▶ [Objetivo planteado 1]:
Copia textualmente del fragmento sobre el crecimiento en México la parte que comienza con las palabras "El problema del" y termina con "ha cumplido ampliamente.".

▶ [Fragmento del documento]:

El problema del crecimiento en México

Cuando el entonces presidente mexicano Carlos Salinas de Gortari y su contraparte estadounidense Bill Clinton firmaron el Tratado de Libre Comercio de América del Norte (NAFTA) hace más de 20 años, la esperanza era que la economía mexicana se viera impulsada por la creciente ola de la globalización. Según muchos indicadores, esa esperanza se ha cumplido ampliamente.

El volumen de comercio exterior (exportaciones más importaciones) mexicano creció continuamente después de la entrada en vigencia del NAFTA y aproximadamente se duplicó para alcanzar el 60 % de su PIB. La inversión extranjera neta respecto del PIB se triplicó. Si bien México es un país exportador de petróleo, sus exportaciones de manufacturas han liderado el avance y su economía se ha integrado cada vez más a las cadenas de aprovisionamiento norteamericanas. Las industrias automotriz y del acero, alguna vez ineficientes y cuya supervivencia dependía del abrigo de barreras comerciales proteccionistas, son hoy extremadamente prósperas y productivas.

Como tantos otros países, México fue inicialmente sufrió el duro golpe de la competencia china en los mercados mundiales, especialmente después de que China se convirtiera en miembro de la Organización Mundial del Comercio a fines de 2001. Sin embargo, su proximidad al mercado estadounidense y sus políticas monetarias, fiscales y laborales conservadoras le han brindado una protección significativa.

Los salarios en dólares, además, han crecido mucho más lentamente que en China; por ello, la mano de obra es ahora aproximadamente un 20 % más barata en México, en términos relativos. Considerando las tendencias de productividad, los costos laborales unitarios también han aumentado menos que en China y otros de sus principales competidores; esto permitió a México recuperar, desde la crisis de mediados de la década de 2000, parte de la participación que había perdido en el mercado.

No solo hubo buenos resultados en el frente externo. Es destacable que los extremadamente elevados niveles de desigualdad en México han comenzado a disminuir desde 1994, en gran parte gracias a reformas en sus políticas sociales y educativas.

El éxito de México se ve en todas partes, excepto donde más cuenta en el largo plazo: su productividad general y crecimiento económico. En ambas áreas hay desilusión en abundancia. Aunque parezca increíble, el crecimiento promedio de la productividad total de los factores (PTF) –una medida de la eficiencia con que se usan los recursos humanos y físicos de la economía– ha sido negativo desde principios de la década de 1990.

▶ [Objetivo planteado 2]:
Cuenta las líneas de los registros que aparecen a continuación en las que figura la cadena "pixel" e indica solamente el número.

▶ [Registros extraídos]:
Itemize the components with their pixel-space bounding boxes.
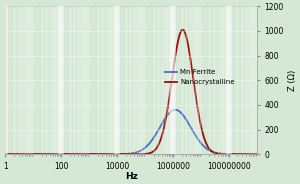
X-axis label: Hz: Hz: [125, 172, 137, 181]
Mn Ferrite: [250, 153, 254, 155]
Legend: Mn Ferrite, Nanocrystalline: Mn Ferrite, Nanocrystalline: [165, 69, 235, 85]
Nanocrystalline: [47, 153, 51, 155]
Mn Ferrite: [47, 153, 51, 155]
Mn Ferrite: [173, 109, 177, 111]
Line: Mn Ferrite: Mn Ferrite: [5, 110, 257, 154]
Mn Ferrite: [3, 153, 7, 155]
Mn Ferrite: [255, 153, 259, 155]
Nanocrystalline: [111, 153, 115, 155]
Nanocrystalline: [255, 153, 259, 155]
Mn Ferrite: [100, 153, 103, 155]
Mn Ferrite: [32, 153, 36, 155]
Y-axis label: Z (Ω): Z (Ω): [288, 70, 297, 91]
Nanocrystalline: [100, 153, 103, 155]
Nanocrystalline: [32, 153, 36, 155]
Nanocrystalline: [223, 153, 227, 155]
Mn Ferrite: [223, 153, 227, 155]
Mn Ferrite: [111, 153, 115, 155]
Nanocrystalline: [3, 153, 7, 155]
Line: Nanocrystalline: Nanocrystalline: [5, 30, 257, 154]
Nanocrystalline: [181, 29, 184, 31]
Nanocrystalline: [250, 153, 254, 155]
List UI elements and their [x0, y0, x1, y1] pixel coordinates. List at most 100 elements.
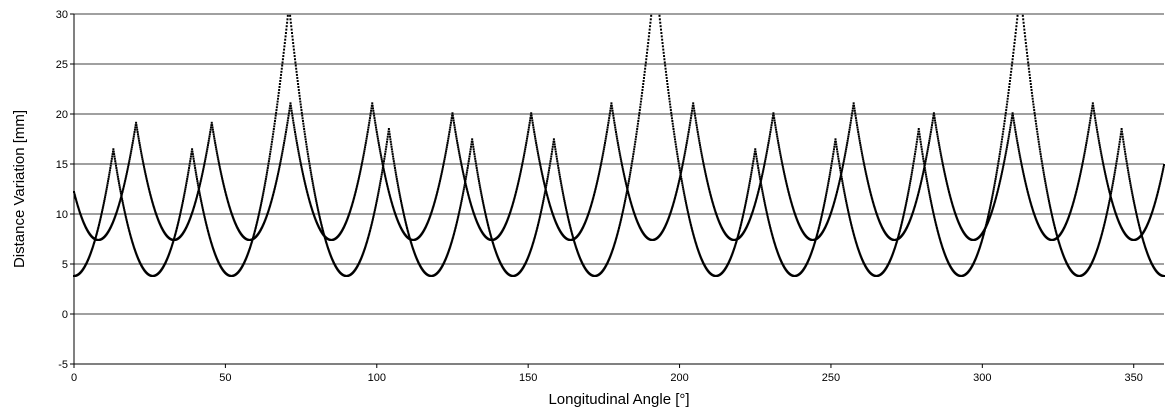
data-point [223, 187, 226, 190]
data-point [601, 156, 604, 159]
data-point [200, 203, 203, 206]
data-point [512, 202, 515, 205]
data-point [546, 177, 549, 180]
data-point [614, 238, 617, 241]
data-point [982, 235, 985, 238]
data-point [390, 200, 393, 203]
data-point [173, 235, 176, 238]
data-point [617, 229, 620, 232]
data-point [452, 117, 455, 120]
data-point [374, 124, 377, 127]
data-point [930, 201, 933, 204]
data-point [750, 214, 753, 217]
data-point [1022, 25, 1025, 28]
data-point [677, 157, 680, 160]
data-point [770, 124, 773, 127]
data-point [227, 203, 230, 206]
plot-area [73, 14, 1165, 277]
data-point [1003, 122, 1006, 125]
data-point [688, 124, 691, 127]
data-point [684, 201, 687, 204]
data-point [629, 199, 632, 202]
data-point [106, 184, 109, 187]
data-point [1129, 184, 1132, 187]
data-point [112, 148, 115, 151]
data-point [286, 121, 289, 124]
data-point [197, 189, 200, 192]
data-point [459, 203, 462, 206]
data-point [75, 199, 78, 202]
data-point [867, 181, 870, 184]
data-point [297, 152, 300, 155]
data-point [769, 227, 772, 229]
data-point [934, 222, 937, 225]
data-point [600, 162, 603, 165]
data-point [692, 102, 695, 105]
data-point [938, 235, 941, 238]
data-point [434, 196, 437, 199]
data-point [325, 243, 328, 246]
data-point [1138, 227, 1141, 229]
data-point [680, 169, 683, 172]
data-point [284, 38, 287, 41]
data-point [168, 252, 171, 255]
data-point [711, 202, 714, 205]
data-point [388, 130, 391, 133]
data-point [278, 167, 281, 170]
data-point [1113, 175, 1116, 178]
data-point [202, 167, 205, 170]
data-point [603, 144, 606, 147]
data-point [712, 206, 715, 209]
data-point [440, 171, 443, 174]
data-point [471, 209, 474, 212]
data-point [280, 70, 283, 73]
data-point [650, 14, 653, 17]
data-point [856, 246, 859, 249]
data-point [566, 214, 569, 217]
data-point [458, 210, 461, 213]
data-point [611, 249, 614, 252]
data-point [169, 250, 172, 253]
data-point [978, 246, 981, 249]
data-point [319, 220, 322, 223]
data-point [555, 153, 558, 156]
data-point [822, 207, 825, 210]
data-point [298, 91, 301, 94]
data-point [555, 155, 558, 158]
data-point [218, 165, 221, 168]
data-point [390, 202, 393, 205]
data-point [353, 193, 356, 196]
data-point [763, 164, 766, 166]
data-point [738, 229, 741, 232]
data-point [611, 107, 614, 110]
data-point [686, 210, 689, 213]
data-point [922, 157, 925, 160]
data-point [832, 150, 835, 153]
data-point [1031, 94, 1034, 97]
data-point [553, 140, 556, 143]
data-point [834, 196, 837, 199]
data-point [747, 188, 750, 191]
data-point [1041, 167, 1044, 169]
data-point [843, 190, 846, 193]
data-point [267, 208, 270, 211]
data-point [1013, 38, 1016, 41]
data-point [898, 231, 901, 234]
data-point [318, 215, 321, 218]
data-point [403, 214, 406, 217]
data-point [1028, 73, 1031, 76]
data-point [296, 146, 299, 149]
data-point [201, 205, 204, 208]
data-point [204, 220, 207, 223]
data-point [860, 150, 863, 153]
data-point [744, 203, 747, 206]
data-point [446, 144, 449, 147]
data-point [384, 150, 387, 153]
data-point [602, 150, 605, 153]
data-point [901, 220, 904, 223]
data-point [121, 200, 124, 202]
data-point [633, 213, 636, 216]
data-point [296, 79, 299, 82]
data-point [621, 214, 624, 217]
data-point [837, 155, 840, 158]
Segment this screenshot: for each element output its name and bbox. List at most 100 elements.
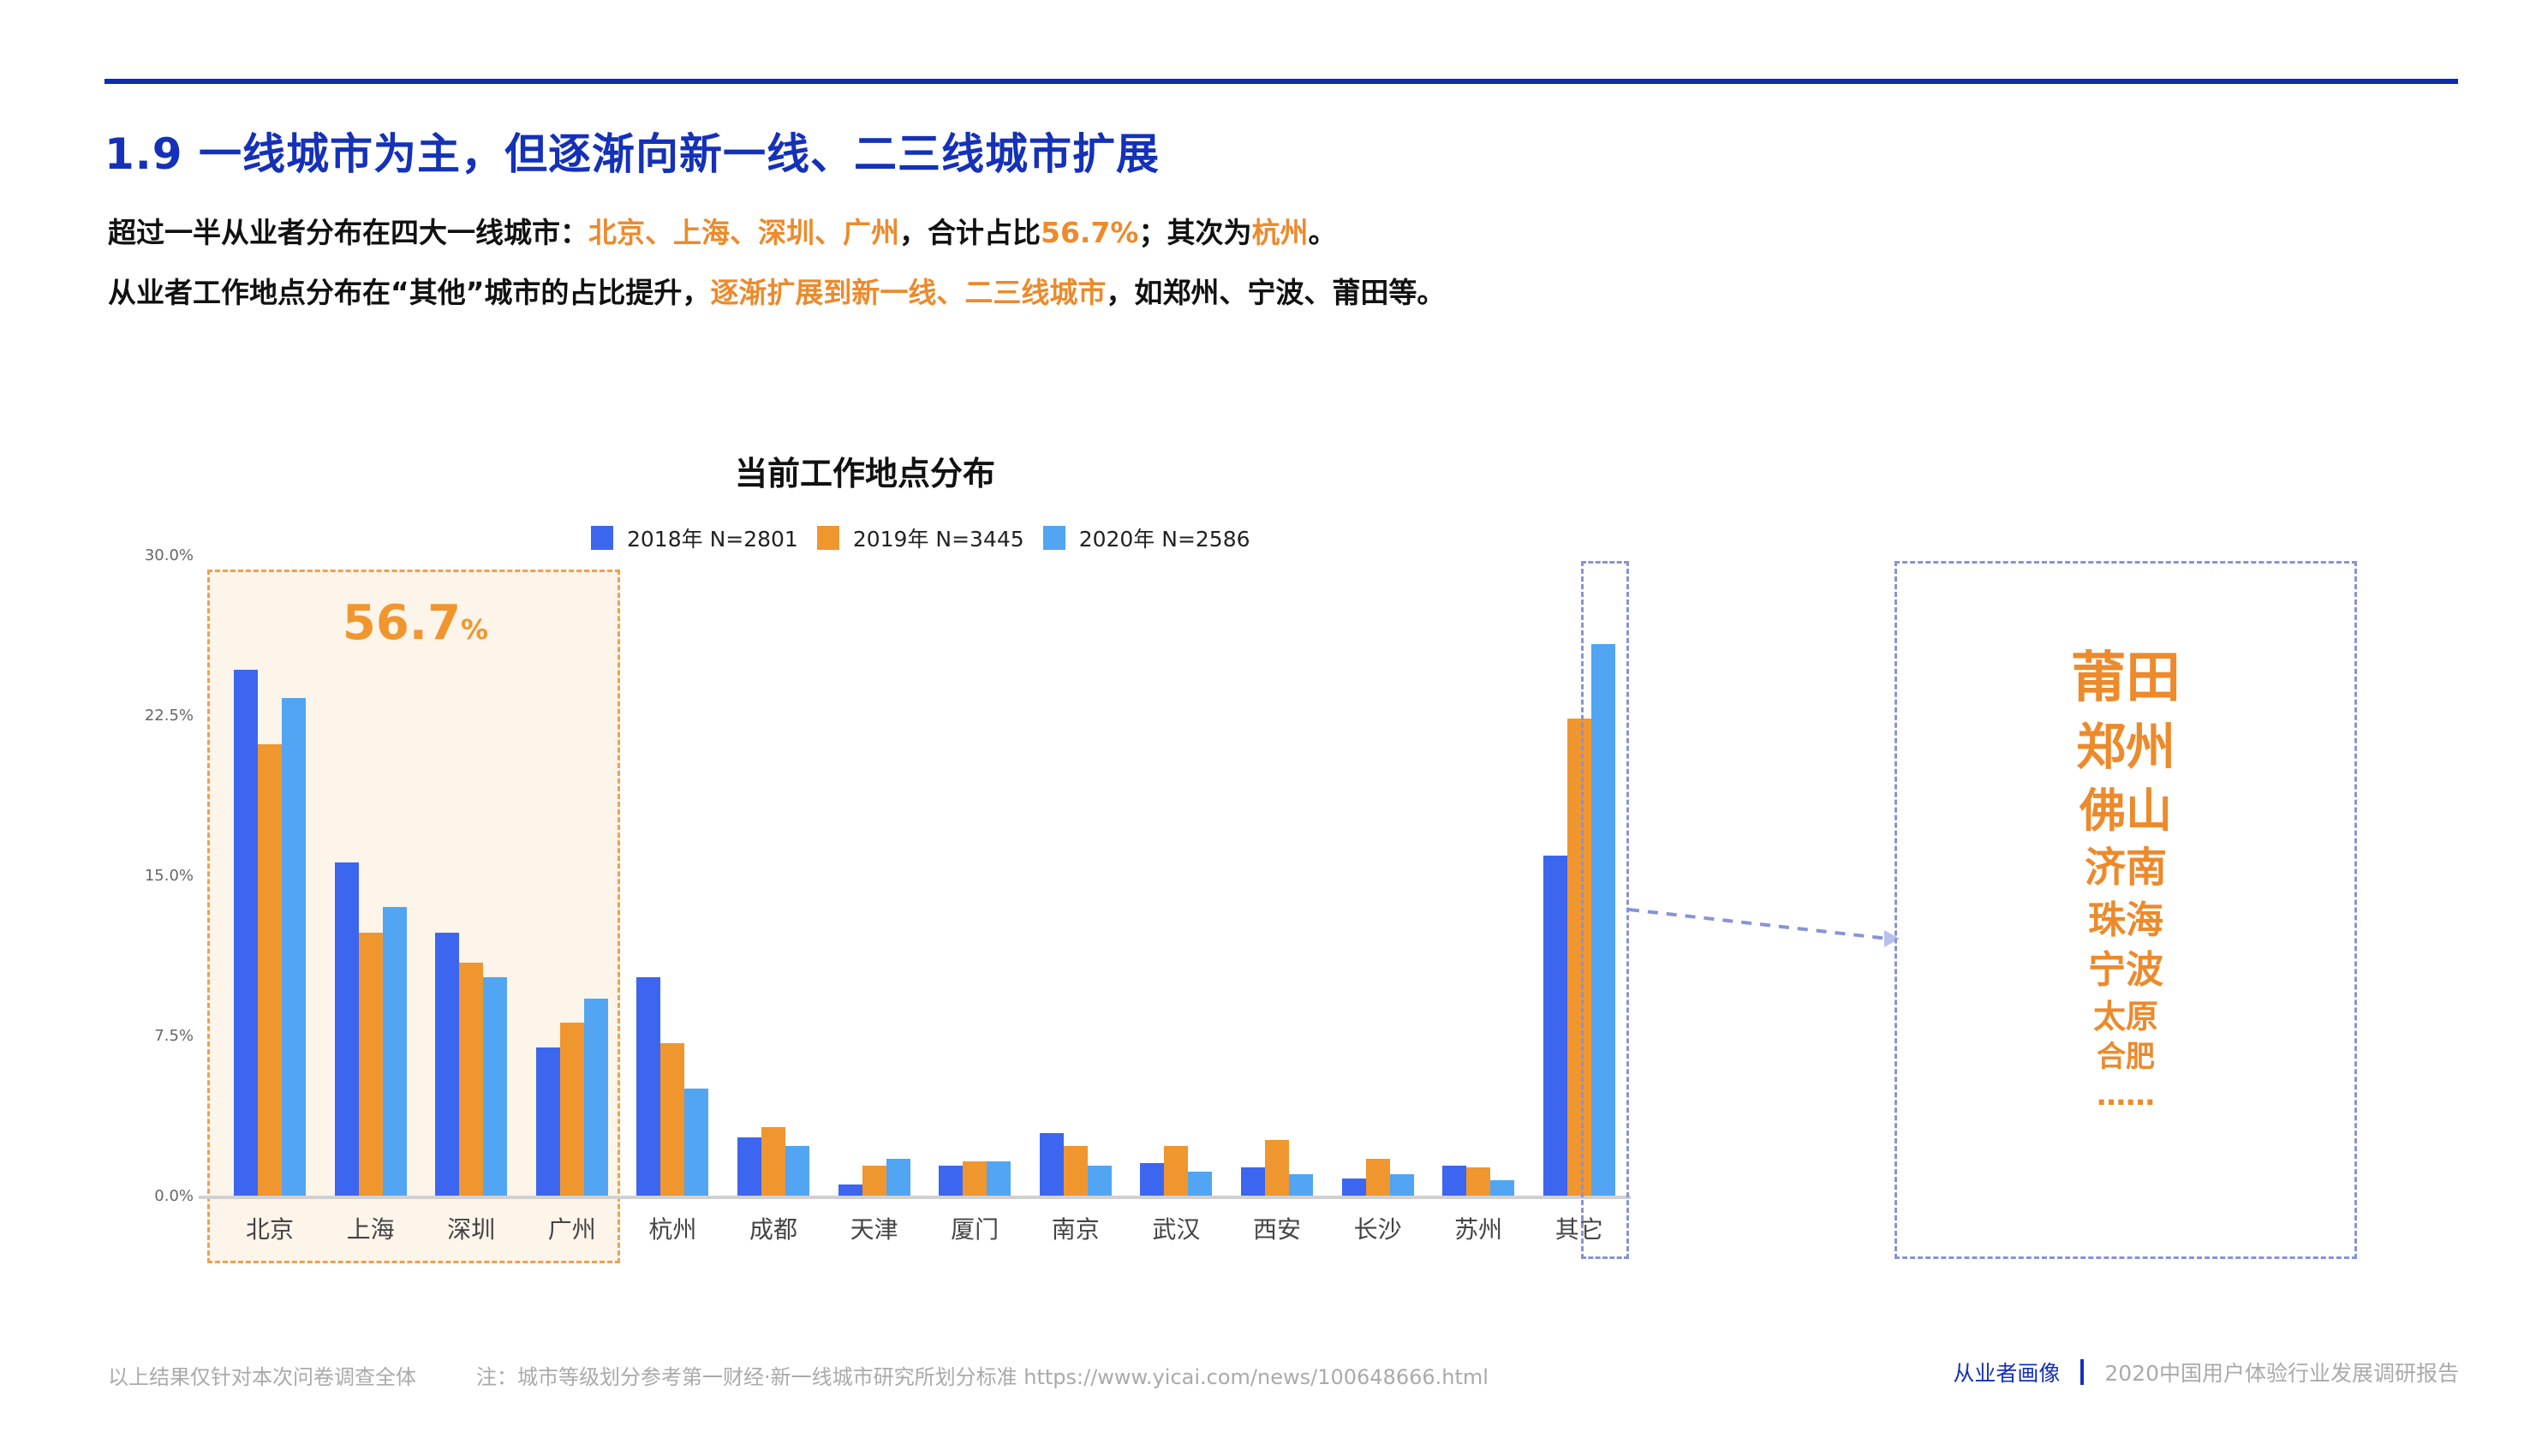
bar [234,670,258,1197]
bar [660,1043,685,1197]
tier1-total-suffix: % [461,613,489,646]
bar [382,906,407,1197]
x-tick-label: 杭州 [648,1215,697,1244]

▶ [Respuesta 1]:
El problema del crecimiento en México

Cuando el entonces presidente mexicano Carlos Salinas de Gortari y su contraparte estadounidense Bill Clinton firmaron el Tratado de Libre Comercio de América del Norte (NAFTA) hace más de 20 años, la esperanza era que la economía mexicana se viera impulsada por la creciente ola de la globalización. Según muchos indicadores, esa esperanza se ha cumplido ampliamente.

▶ [Respuesta 2]:
2